#### WHAT THE TASK REQUIRES:
From the entries below, copy every line holding the word "prefix".

#### GIVEN RECORDS:
┌────────

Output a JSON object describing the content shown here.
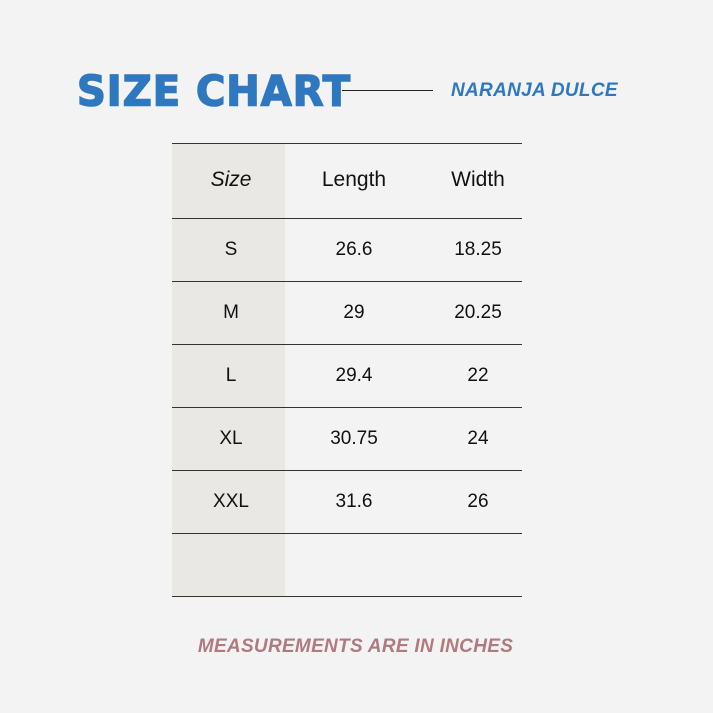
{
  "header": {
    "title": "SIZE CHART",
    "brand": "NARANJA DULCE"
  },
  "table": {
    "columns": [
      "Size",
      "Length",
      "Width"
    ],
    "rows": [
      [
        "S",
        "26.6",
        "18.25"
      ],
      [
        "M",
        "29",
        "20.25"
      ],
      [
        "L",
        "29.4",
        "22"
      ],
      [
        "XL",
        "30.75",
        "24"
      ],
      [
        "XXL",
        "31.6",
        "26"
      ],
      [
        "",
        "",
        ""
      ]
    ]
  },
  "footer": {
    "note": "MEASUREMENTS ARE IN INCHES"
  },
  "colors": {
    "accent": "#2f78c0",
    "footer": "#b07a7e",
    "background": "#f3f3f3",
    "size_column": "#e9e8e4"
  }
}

└────────
┌────────

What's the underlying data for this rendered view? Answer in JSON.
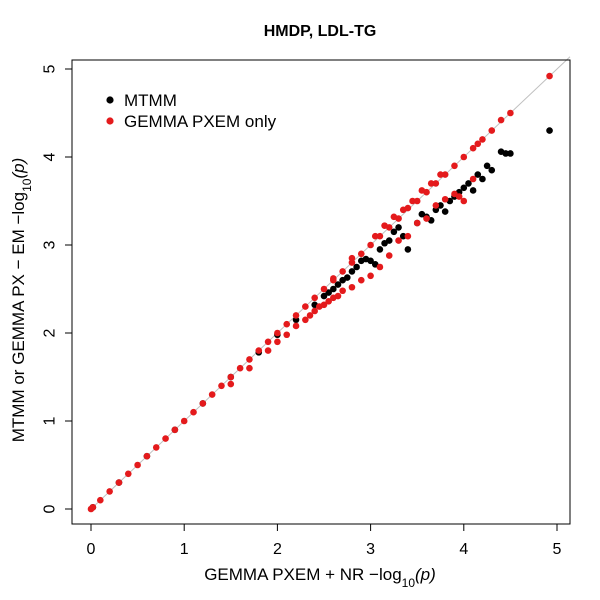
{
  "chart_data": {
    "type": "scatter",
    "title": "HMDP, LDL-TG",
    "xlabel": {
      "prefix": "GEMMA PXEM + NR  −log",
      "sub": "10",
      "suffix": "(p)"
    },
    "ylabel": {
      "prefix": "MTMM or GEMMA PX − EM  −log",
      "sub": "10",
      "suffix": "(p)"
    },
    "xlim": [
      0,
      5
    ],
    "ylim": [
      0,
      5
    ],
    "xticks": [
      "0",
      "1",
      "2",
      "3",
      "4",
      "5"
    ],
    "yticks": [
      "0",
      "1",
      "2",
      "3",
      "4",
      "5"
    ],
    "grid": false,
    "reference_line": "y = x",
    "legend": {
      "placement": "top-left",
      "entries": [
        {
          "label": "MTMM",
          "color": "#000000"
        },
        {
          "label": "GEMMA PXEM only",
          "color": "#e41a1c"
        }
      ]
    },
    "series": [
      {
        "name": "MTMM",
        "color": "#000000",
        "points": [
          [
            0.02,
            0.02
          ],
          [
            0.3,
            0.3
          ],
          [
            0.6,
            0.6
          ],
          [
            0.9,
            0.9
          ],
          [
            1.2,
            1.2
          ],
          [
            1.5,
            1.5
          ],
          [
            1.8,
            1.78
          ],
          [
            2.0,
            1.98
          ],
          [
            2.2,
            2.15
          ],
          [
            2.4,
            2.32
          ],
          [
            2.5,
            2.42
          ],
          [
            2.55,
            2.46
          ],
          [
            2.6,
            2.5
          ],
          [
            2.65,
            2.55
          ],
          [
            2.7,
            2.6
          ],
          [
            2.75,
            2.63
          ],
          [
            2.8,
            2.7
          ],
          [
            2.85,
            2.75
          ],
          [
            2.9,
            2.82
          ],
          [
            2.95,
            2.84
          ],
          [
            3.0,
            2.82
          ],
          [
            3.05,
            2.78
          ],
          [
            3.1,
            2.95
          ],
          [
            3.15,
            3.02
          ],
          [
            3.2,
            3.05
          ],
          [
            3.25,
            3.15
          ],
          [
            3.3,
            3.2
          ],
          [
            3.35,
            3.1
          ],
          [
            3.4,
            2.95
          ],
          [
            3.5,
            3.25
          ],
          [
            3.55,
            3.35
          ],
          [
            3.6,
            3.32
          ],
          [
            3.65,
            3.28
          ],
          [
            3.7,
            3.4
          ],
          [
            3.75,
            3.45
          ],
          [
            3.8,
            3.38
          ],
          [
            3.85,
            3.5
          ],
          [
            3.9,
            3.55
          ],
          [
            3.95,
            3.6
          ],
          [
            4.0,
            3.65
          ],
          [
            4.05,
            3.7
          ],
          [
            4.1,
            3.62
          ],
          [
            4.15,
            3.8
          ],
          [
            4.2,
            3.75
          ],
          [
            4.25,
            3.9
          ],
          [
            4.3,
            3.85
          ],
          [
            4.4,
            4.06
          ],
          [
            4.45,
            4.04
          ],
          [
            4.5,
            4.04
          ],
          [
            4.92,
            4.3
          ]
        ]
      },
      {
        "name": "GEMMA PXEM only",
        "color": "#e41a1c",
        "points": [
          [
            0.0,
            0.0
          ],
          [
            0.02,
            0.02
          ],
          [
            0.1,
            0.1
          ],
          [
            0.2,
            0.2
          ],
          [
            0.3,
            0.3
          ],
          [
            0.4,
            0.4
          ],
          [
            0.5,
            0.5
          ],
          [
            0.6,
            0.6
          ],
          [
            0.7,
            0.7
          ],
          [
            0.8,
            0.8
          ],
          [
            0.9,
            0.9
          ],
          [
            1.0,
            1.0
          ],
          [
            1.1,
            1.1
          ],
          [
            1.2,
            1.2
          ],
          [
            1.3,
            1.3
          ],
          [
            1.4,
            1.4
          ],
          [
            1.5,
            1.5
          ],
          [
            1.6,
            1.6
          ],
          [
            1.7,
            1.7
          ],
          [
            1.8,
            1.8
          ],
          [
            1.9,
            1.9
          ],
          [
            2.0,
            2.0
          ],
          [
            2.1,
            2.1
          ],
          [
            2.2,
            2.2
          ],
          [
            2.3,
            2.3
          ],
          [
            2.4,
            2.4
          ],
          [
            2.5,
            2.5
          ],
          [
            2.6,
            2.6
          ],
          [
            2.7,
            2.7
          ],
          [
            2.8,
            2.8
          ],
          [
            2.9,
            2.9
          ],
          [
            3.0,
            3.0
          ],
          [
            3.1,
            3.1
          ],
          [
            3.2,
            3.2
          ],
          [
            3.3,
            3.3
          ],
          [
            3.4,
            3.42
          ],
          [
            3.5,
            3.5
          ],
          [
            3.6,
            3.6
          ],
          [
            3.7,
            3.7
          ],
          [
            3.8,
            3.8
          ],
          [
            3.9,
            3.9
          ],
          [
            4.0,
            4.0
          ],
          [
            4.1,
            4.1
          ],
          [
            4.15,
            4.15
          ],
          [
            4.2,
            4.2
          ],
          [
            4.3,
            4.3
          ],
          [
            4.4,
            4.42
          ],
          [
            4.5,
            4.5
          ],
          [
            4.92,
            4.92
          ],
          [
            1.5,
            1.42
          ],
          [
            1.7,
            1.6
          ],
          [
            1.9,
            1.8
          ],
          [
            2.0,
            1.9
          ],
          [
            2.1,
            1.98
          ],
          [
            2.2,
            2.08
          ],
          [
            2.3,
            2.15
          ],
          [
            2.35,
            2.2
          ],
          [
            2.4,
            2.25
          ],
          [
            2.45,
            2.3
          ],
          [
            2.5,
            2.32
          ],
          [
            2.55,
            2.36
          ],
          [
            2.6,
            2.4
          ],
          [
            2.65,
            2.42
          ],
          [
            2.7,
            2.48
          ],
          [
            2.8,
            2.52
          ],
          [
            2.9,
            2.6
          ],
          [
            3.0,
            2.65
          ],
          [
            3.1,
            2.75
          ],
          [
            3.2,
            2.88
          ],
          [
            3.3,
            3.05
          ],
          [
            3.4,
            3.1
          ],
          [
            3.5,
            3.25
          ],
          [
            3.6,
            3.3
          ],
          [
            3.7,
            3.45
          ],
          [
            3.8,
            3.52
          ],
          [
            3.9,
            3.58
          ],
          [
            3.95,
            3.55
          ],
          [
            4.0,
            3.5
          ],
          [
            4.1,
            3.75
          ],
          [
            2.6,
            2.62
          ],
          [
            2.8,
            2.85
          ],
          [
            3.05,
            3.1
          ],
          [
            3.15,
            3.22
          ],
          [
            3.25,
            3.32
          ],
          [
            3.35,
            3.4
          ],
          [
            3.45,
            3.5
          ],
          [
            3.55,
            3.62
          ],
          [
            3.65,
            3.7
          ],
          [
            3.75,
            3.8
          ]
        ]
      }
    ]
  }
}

└────────

#### ANSWER BELOW:
      "prefix": "GEMMA PXEM + NR  −log",
      "prefix": "MTMM or GEMMA PX − EM  −log",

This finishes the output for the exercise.